• [What the task asks]: Type out the material below exactly.

· · · ·

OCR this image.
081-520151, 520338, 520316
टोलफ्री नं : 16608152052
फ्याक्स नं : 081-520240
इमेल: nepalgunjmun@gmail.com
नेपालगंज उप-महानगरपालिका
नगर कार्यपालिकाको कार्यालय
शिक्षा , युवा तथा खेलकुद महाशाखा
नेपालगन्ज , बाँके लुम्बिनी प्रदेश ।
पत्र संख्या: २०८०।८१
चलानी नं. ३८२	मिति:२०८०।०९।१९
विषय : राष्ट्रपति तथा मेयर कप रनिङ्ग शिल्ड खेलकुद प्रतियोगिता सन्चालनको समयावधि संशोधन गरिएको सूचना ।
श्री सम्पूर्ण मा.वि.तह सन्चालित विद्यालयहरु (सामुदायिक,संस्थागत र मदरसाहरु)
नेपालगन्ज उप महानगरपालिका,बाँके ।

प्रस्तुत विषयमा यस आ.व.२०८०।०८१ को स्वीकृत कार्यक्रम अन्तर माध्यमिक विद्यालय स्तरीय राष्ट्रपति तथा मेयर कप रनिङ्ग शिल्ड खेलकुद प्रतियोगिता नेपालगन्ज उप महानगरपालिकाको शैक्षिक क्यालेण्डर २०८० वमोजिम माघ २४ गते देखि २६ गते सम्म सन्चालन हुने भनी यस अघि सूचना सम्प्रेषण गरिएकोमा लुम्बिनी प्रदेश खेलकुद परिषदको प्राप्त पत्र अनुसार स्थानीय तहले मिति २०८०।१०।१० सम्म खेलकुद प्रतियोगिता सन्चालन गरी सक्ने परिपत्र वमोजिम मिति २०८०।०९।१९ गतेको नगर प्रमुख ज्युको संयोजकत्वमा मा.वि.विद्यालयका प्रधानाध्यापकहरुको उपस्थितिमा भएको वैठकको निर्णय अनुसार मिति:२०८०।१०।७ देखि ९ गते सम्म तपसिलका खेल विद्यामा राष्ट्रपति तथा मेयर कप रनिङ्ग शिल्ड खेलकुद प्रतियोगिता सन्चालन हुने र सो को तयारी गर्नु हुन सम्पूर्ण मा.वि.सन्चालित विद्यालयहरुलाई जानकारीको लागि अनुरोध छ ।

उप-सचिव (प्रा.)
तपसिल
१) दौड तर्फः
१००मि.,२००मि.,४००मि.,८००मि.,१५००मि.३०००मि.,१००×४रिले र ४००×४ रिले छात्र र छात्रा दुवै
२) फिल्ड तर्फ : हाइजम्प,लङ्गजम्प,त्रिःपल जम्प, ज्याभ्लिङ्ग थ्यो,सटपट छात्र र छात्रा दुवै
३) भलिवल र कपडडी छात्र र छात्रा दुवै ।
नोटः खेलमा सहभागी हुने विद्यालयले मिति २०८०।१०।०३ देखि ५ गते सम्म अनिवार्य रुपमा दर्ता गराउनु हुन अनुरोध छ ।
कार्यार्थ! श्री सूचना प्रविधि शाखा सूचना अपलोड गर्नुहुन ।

· · · ·

• [Task answer]:
OCR this image.
081-520151, 520338, 520316
टोलफ्री नं : 16608152052
फ्याक्स नं : 081-520240
इमेल: nepalgunjmun@gmail.com
नेपालगंज उप-महानगरपालिका
नगर कार्यपालिकाको कार्यालय
शिक्षा , युवा तथा खेलकुद महाशाखा
नेपालगन्ज , बाँके लुम्बिनी प्रदेश ।
पत्र संख्या: २०८०।८१
चलानी नं. ३८२	मिति:२०८०।०९।१९
विषय : राष्ट्रपति तथा मेयर कप रनिङ्ग शिल्ड खेलकुद प्रतियोगिता सन्चालनको समयावधि संशोधन गरिएको सूचना ।
श्री सम्पूर्ण मा.वि.तह सन्चालित विद्यालयहरु (सामुदायिक,संस्थागत र मदरसाहरु)
नेपालगन्ज उप महानगरपालिका,बाँके ।

प्रस्तुत विषयमा यस आ.व.२०८०।०८१ को स्वीकृत कार्यक्रम अन्तर माध्यमिक विद्यालय स्तरीय राष्ट्रपति तथा मेयर कप रनिङ्ग शिल्ड खेलकुद प्रतियोगिता नेपालगन्ज उप महानगरपालिकाको शैक्षिक क्यालेण्डर २०८० वमोजिम माघ २४ गते देखि २६ गते सम्म सन्चालन हुने भनी यस अघि सूचना सम्प्रेषण गरिएकोमा लुम्बिनी प्रदेश खेलकुद परिषदको प्राप्त पत्र अनुसार स्थानीय तहले मिति २०८०।१०।१० सम्म खेलकुद प्रतियोगिता सन्चालन गरी सक्ने परिपत्र वमोजिम मिति २०८०।०९।१९ गतेको नगर प्रमुख ज्युको संयोजकत्वमा मा.वि.विद्यालयका प्रधानाध्यापकहरुको उपस्थितिमा भएको वैठकको निर्णय अनुसार मिति:२०८०।१०।७ देखि ९ गते सम्म तपसिलका खेल विद्यामा राष्ट्रपति तथा मेयर कप रनिङ्ग शिल्ड खेलकुद प्रतियोगिता सन्चालन हुने र सो को तयारी गर्नु हुन सम्पूर्ण मा.वि.सन्चालित विद्यालयहरुलाई जानकारीको लागि अनुरोध छ ।

उप-सचिव (प्रा.)
तपसिल
१) दौड तर्फः
१००मि.,२००मि.,४००मि.,८००मि.,१५००मि.३०००मि.,१००×४रिले र ४००×४ रिले छात्र र छात्रा दुवै
२) फिल्ड तर्फ : हाइजम्प,लङ्गजम्प,त्रिःपल जम्प, ज्याभ्लिङ्ग थ्यो,सटपट छात्र र छात्रा दुवै
३) भलिवल र कपडडी छात्र र छात्रा दुवै ।
नोटः खेलमा सहभागी हुने विद्यालयले मिति २०८०।१०।०३ देखि ५ गते सम्म अनिवार्य रुपमा दर्ता गराउनु हुन अनुरोध छ ।
कार्यार्थ! श्री सूचना प्रविधि शाखा सूचना अपलोड गर्नुहुन ।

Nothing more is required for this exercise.